▶ [Requirement] Make an exact copy of the lines, leaving the pictures out.

──────── Input material

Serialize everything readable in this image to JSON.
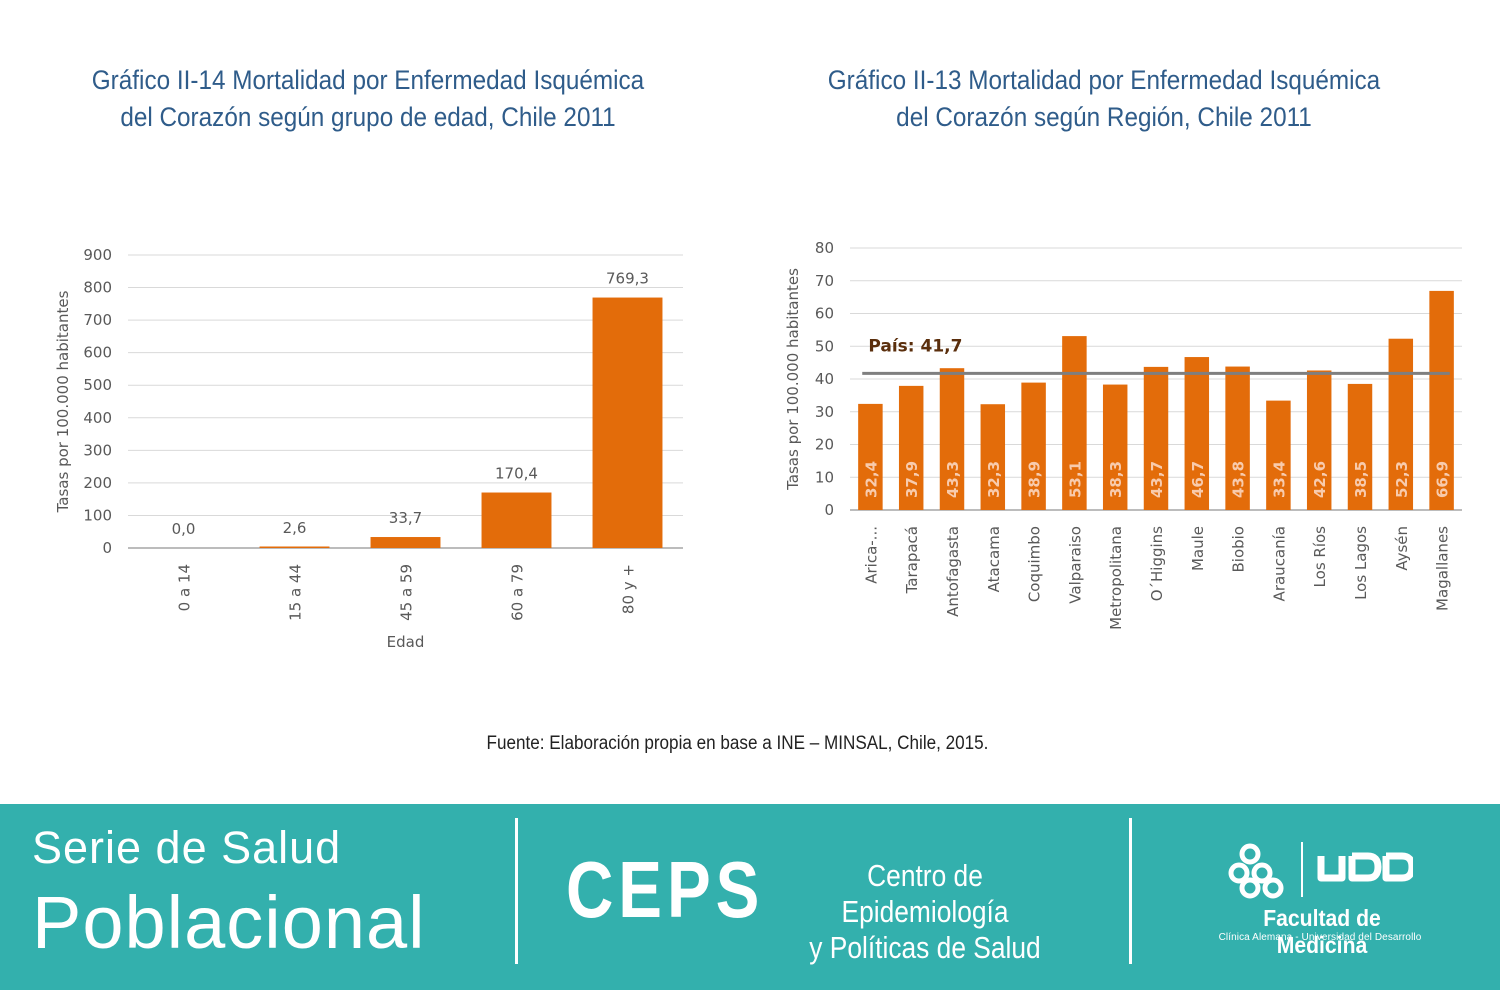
{
  "chart_data": [
    {
      "type": "bar",
      "title_lines": [
        "Gráfico II-14 Mortalidad por Enfermedad Isquémica",
        "del Corazón según grupo de edad, Chile 2011"
      ],
      "xlabel": "Edad",
      "ylabel": "Tasas por 100.000 habitantes",
      "ylim": [
        0,
        900
      ],
      "yticks": [
        0,
        100,
        200,
        300,
        400,
        500,
        600,
        700,
        800,
        900
      ],
      "grid": true,
      "categories": [
        "0 a 14",
        "15 a 44",
        "45 a 59",
        "60 a 79",
        "80 y +"
      ],
      "values": [
        0.0,
        2.6,
        33.7,
        170.4,
        769.3
      ],
      "data_labels": [
        "0,0",
        "2,6",
        "33,7",
        "170,4",
        "769,3"
      ],
      "bar_color": "#e36c0a"
    },
    {
      "type": "bar",
      "title_lines": [
        "Gráfico II-13 Mortalidad por Enfermedad Isquémica",
        "del Corazón según Región, Chile 2011"
      ],
      "xlabel": "",
      "ylabel": "Tasas por 100.000 habitantes",
      "ylim": [
        0,
        80
      ],
      "yticks": [
        0,
        10,
        20,
        30,
        40,
        50,
        60,
        70,
        80
      ],
      "grid": true,
      "categories": [
        "Arica-...",
        "Tarapacá",
        "Antofagasta",
        "Atacama",
        "Coquimbo",
        "Valparaiso",
        "Metropolitana",
        "O´Higgins",
        "Maule",
        "Biobio",
        "Araucanía",
        "Los Ríos",
        "Los Lagos",
        "Aysén",
        "Magallanes"
      ],
      "values": [
        32.4,
        37.9,
        43.3,
        32.3,
        38.9,
        53.1,
        38.3,
        43.7,
        46.7,
        43.8,
        33.4,
        42.6,
        38.5,
        52.3,
        66.9
      ],
      "data_labels": [
        "32,4",
        "37,9",
        "43,3",
        "32,3",
        "38,9",
        "53,1",
        "38,3",
        "43,7",
        "46,7",
        "43,8",
        "33,4",
        "42,6",
        "38,5",
        "52,3",
        "66,9"
      ],
      "reference_line": {
        "label": "País: 41,7",
        "value": 41.7,
        "color": "#7f7f7f"
      },
      "bar_color": "#e36c0a"
    }
  ],
  "source_note": "Fuente: Elaboración propia en base a INE – MINSAL, Chile, 2015.",
  "footer": {
    "background_color": "#33b0ad",
    "series_line1": "Serie de Salud",
    "series_line2": "Poblacional",
    "ceps_acronym": "CEPS",
    "ceps_name_line1": "Centro de Epidemiología",
    "ceps_name_line2": "y Políticas de Salud",
    "faculty_name": "Facultad de Medicina",
    "faculty_sub": "Clínica Alemana - Universidad del Desarrollo",
    "logo_text": "UDD"
  }
}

────────────────

▶ [Task result]
Serialize everything readable in this image to JSON.
{
  "chart_data": [
    {
      "type": "bar",
      "title_lines": [
        "Gráfico II-14 Mortalidad por Enfermedad Isquémica",
        "del Corazón según grupo de edad, Chile 2011"
      ],
      "xlabel": "Edad",
      "ylabel": "Tasas por 100.000 habitantes",
      "ylim": [
        0,
        900
      ],
      "yticks": [
        0,
        100,
        200,
        300,
        400,
        500,
        600,
        700,
        800,
        900
      ],
      "grid": true,
      "categories": [
        "0 a 14",
        "15 a 44",
        "45 a 59",
        "60 a 79",
        "80 y +"
      ],
      "values": [
        0.0,
        2.6,
        33.7,
        170.4,
        769.3
      ],
      "data_labels": [
        "0,0",
        "2,6",
        "33,7",
        "170,4",
        "769,3"
      ],
      "bar_color": "#e36c0a"
    },
    {
      "type": "bar",
      "title_lines": [
        "Gráfico II-13 Mortalidad por Enfermedad Isquémica",
        "del Corazón según Región, Chile 2011"
      ],
      "xlabel": "",
      "ylabel": "Tasas por 100.000 habitantes",
      "ylim": [
        0,
        80
      ],
      "yticks": [
        0,
        10,
        20,
        30,
        40,
        50,
        60,
        70,
        80
      ],
      "grid": true,
      "categories": [
        "Arica-...",
        "Tarapacá",
        "Antofagasta",
        "Atacama",
        "Coquimbo",
        "Valparaiso",
        "Metropolitana",
        "O´Higgins",
        "Maule",
        "Biobio",
        "Araucanía",
        "Los Ríos",
        "Los Lagos",
        "Aysén",
        "Magallanes"
      ],
      "values": [
        32.4,
        37.9,
        43.3,
        32.3,
        38.9,
        53.1,
        38.3,
        43.7,
        46.7,
        43.8,
        33.4,
        42.6,
        38.5,
        52.3,
        66.9
      ],
      "data_labels": [
        "32,4",
        "37,9",
        "43,3",
        "32,3",
        "38,9",
        "53,1",
        "38,3",
        "43,7",
        "46,7",
        "43,8",
        "33,4",
        "42,6",
        "38,5",
        "52,3",
        "66,9"
      ],
      "reference_line": {
        "label": "País: 41,7",
        "value": 41.7,
        "color": "#7f7f7f"
      },
      "bar_color": "#e36c0a"
    }
  ],
  "source_note": "Fuente: Elaboración propia en base a INE – MINSAL, Chile, 2015.",
  "footer": {
    "background_color": "#33b0ad",
    "series_line1": "Serie de Salud",
    "series_line2": "Poblacional",
    "ceps_acronym": "CEPS",
    "ceps_name_line1": "Centro de Epidemiología",
    "ceps_name_line2": "y Políticas de Salud",
    "faculty_name": "Facultad de Medicina",
    "faculty_sub": "Clínica Alemana - Universidad del Desarrollo",
    "logo_text": "UDD"
  }
}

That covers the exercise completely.